Copy all lines in which the word "text" can be found.

(Data entries)
----------------
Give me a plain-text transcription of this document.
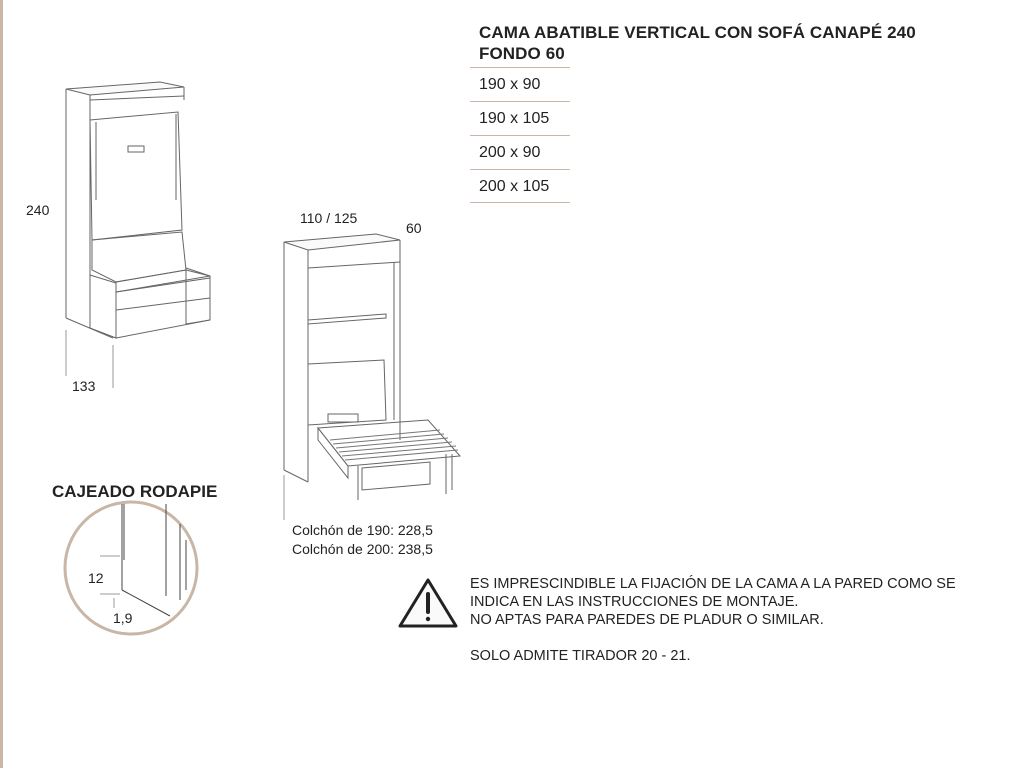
240
133
110 / 125
60
Colchón de 190: 228,5
Colchón de 200: 238,5
CAJEADO RODAPIE
12
1,9
CAMA ABATIBLE VERTICAL CON SOFÁ CANAPÉ 240
FONDO 60
190 x 90
190 x 105
200 x 90
200 x 105

ES IMPRESCINDIBLE LA FIJACIÓN DE LA CAMA A LA PARED COMO SE

INDICA EN LAS INSTRUCCIONES DE MONTAJE.

NO APTAS PARA PAREDES DE PLADUR O SIMILAR.

SOLO ADMITE TIRADOR 20 - 21.
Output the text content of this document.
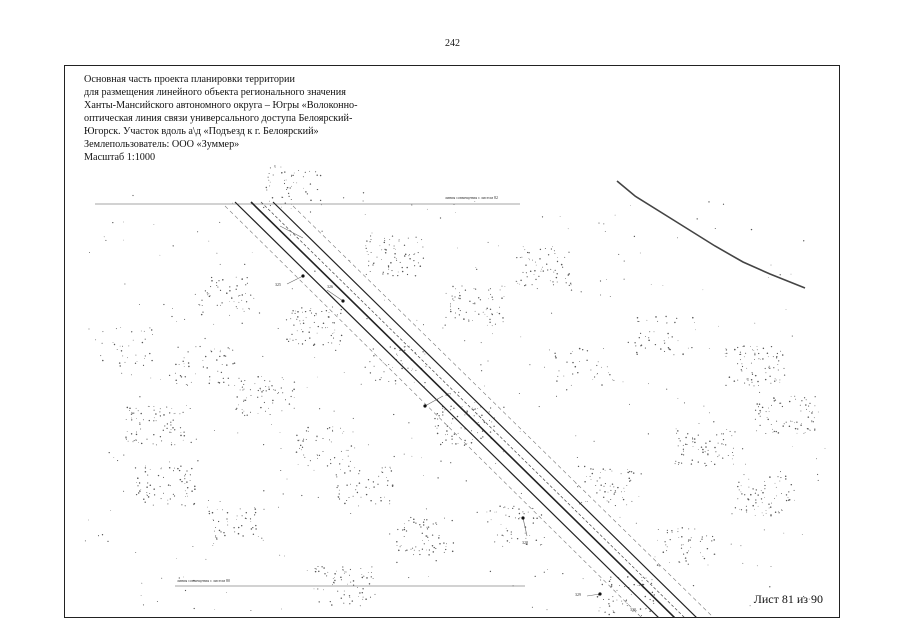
242
линия совмещения с листом 82
линия совмещения с листом 80
325	326
327
328
329
330
Основная часть проекта планировки территории
для размещения линейного объекта регионального значения
Ханты-Мансийского автономного округа – Югры «Волоконно-
оптическая линия связи универсального доступа Белоярский-
Югорск. Участок вдоль а\д «Подъезд к г. Белоярский»
Землепользователь: ООО «Зуммер»
Масштаб 1:1000
Лист 81 из 90
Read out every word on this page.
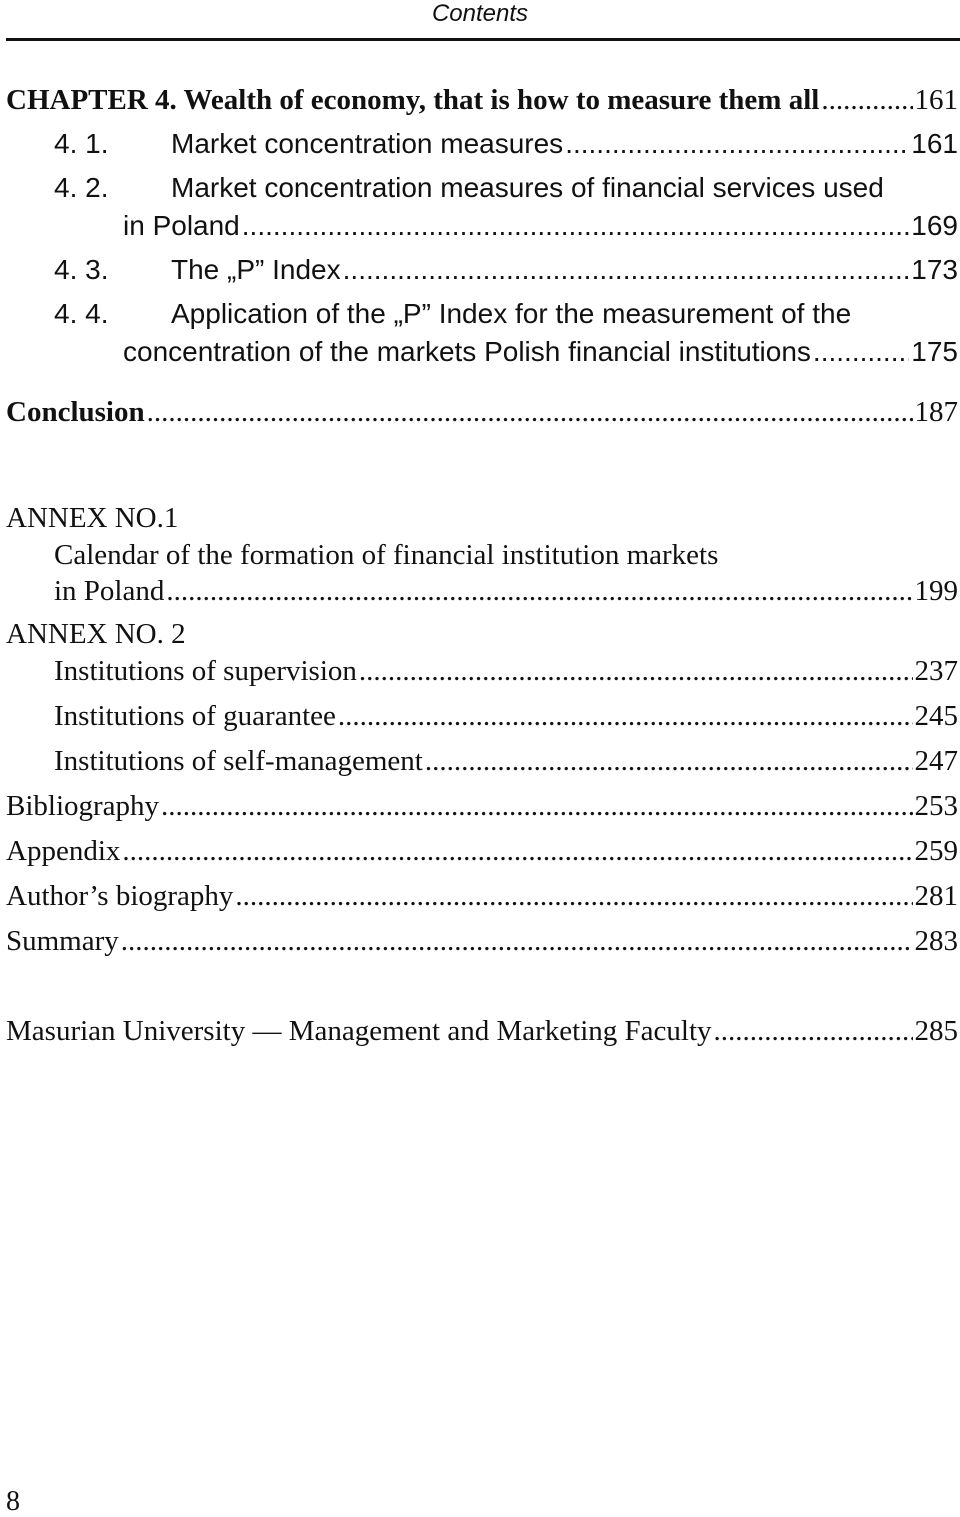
Contents
CHAPTER 4. Wealth of economy, that is how to measure them all .....	161
4. 1.	Market concentration measures .....	161
4. 2.	Market concentration measures of financial services used
in Poland .....	169
4. 3.	The „P” Index .....	173
4. 4.	Application of the „P” Index for the measurement of the
concentration of the markets Polish financial institutions .....	175
Conclusion .....	187
ANNEX NO.1
Calendar of the formation of financial institution markets
in Poland .....	199
ANNEX NO. 2
Institutions of supervision .....	237
Institutions of guarantee .....	245
Institutions of self-management .....	247
Bibliography .....	253
Appendix .....	259
Author’s biography .....	281
Summary .....	283
Masurian University — Management and Marketing Faculty .....	285
8
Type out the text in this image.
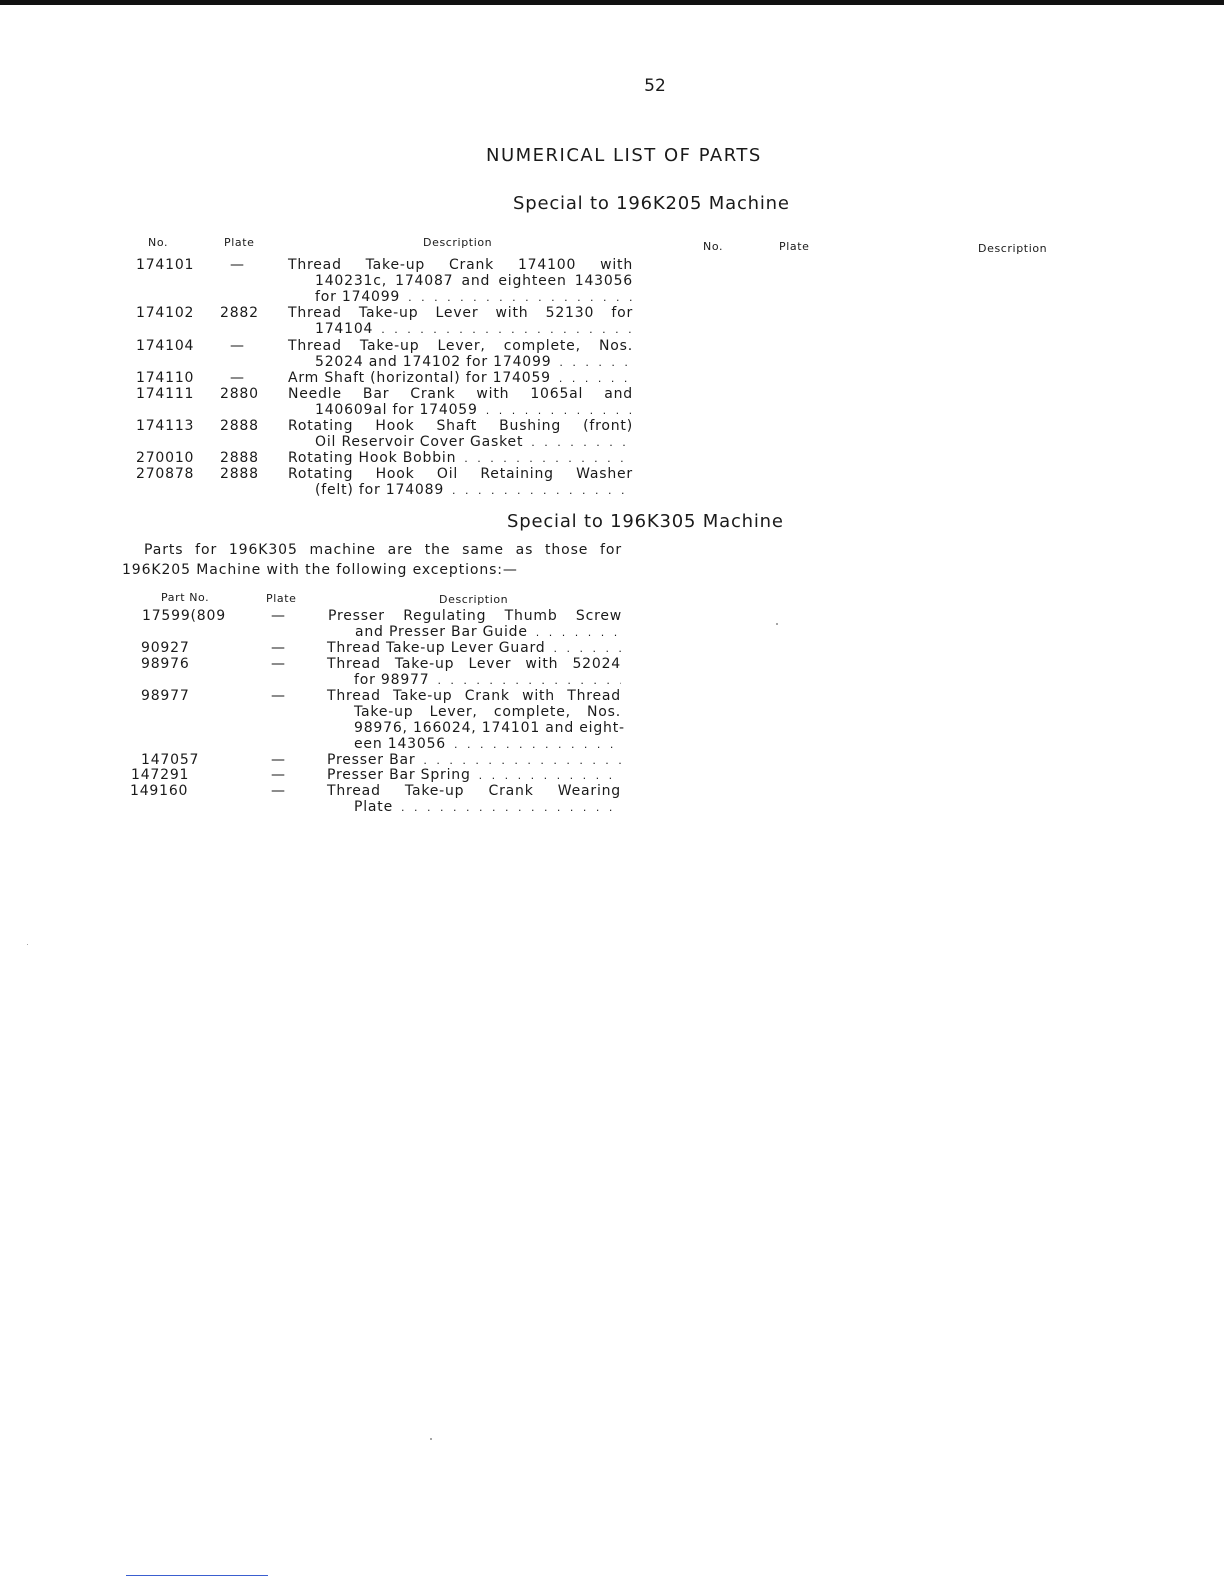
52
NUMERICAL LIST OF PARTS
Special to 196K205 Machine
No.	Plate	Description	No.	Plate	Description
174101	—	Thread Take-up Crank 174100 with
140231c, 174087 and eighteen 143056
for 174099
. . .
174102 2882 Thread Take-up Lever with 52130 for
174104
. . .
174104	—	Thread Take-up Lever, complete, Nos.
52024 and 174102 for 174099
. . .
174110	—	Arm Shaft (horizontal) for 174059
. . .
174111 2880 Needle Bar Crank with 1065al and
140609al for 174059
. . .
174113 2888 Rotating Hook Shaft Bushing (front)
Oil Reservoir Cover Gasket
. . .
270010 2888 Rotating Hook Bobbin
. . .
270878 2888 Rotating Hook Oil Retaining Washer
(felt) for 174089
. . .
Special to 196K305 Machine
Parts for 196K305 machine are the same as those for
196K205 Machine with the following exceptions:—
Part No.	Plate	Description
17599(809	—	Presser Regulating Thumb Screw
and Presser Bar Guide
. . .
90927	—	Thread Take-up Lever Guard
. . .
98976	—	Thread Take-up Lever with 52024
for 98977
. . .
98977	—	Thread Take-up Crank with Thread
Take-up Lever, complete, Nos.
98976, 166024, 174101 and eight-
een 143056
. . .
147057	—	Presser Bar
. . .
147291	—	Presser Bar Spring
. . .
149160	—	Thread Take-up Crank Wearing
Plate
. . .
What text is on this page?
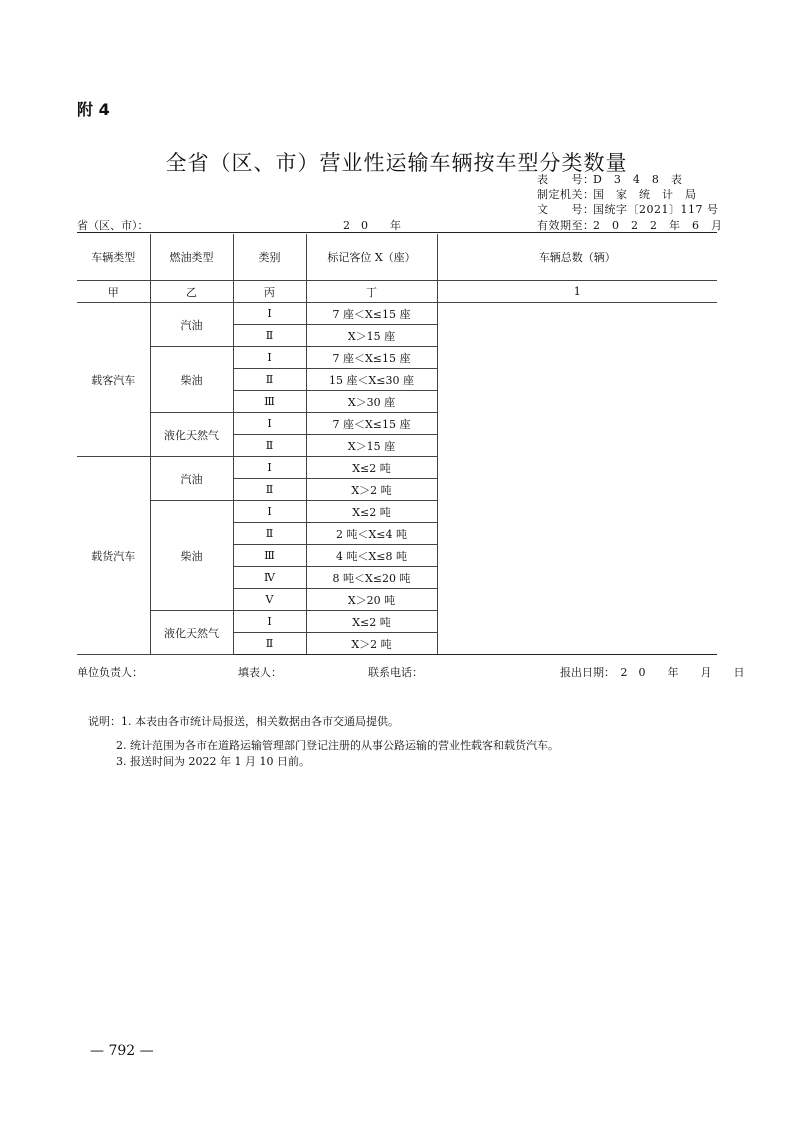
附 4
全省（区、市）营业性运输车辆按车型分类数量
表　　号：D　3　4　8　表
制定机关：国　家　统　计　局
文　　号：国统字〔2021〕117 号
有效期至：2　0　2　2　年　6　月
省（区、市）：	2　0　　年
车辆类型	燃油类型	类别	标记客位 X（座）	车辆总数（辆）
甲	乙	丙	丁	1
载客汽车	汽油	Ⅰ	7 座＜X≤15 座	
		Ⅱ	X＞15 座	
	柴油	Ⅰ	7 座＜X≤15 座	
		Ⅱ	15 座＜X≤30 座	
		Ⅲ	X＞30 座	
	液化天然气	Ⅰ	7 座＜X≤15 座	
		Ⅱ	X＞15 座	
载货汽车	汽油	Ⅰ	X≤2 吨	
		Ⅱ	X＞2 吨	
	柴油	Ⅰ	X≤2 吨	
		Ⅱ	2 吨＜X≤4 吨	
		Ⅲ	4 吨＜X≤8 吨	
		Ⅳ	8 吨＜X≤20 吨	
		Ⅴ	X＞20 吨	
	液化天然气	Ⅰ	X≤2 吨	
		Ⅱ	X＞2 吨	
单位负责人：	填表人：	联系电话：	报出日期：　2　0　　年　　月　　日
说明：1. 本表由各市统计局报送，相关数据由各市交通局提供。
2. 统计范围为各市在道路运输管理部门登记注册的从事公路运输的营业性载客和载货汽车。
3. 报送时间为 2022 年 1 月 10 日前。
— 792 —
----------------
=== SOLUTION TO THIS TASK ===
Give me a plain-text transcription of this document.
Output the text content of this document.
Type out the text in this image.
What text is on this page?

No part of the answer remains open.